Output every line of the material exactly, omitting images.
━━━━━━━━
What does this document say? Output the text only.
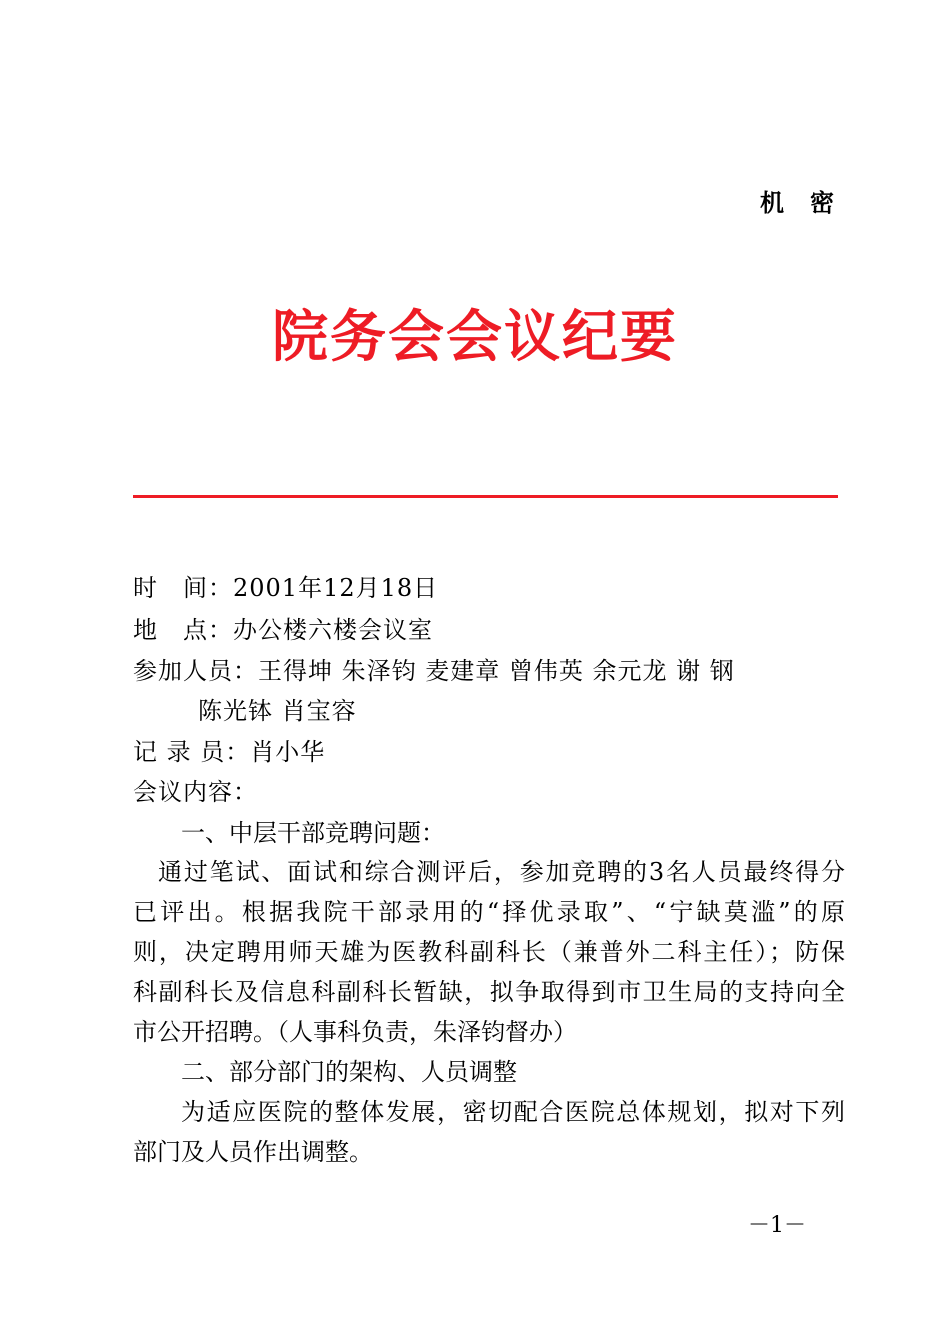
机密
院务会会议纪要
时　间：2001年12月18日
地　点：办公楼六楼会议室
参加人员：王得坤 朱泽钧 麦建章 曾伟英 余元龙 谢 钢
陈光钵 肖宝容
记 录 员：肖小华
会议内容：
一、中层干部竞聘问题：
通过笔试、面试和综合测评后，参加竞聘的3名人员最终得分
已评出。根据我院干部录用的“择优录取”、“宁缺莫滥”的原
则，决定聘用师天雄为医教科副科长（兼普外二科主任）；防保
科副科长及信息科副科长暂缺，拟争取得到市卫生局的支持向全
市公开招聘。（人事科负责，朱泽钧督办）
二、部分部门的架构、人员调整
为适应医院的整体发展，密切配合医院总体规划，拟对下列
部门及人员作出调整。
－1－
━━━━━━━━
## COMPLETE ANSWER
What does this document say? Output the text only.
机密
院务会会议纪要
时　间：2001年12月18日
地　点：办公楼六楼会议室
参加人员：王得坤 朱泽钧 麦建章 曾伟英 余元龙 谢 钢
陈光钵 肖宝容
记 录 员：肖小华
会议内容：
一、中层干部竞聘问题：
通过笔试、面试和综合测评后，参加竞聘的3名人员最终得分
已评出。根据我院干部录用的“择优录取”、“宁缺莫滥”的原
则，决定聘用师天雄为医教科副科长（兼普外二科主任）；防保
科副科长及信息科副科长暂缺，拟争取得到市卫生局的支持向全
市公开招聘。（人事科负责，朱泽钧督办）
二、部分部门的架构、人员调整
为适应医院的整体发展，密切配合医院总体规划，拟对下列
部门及人员作出调整。
－1－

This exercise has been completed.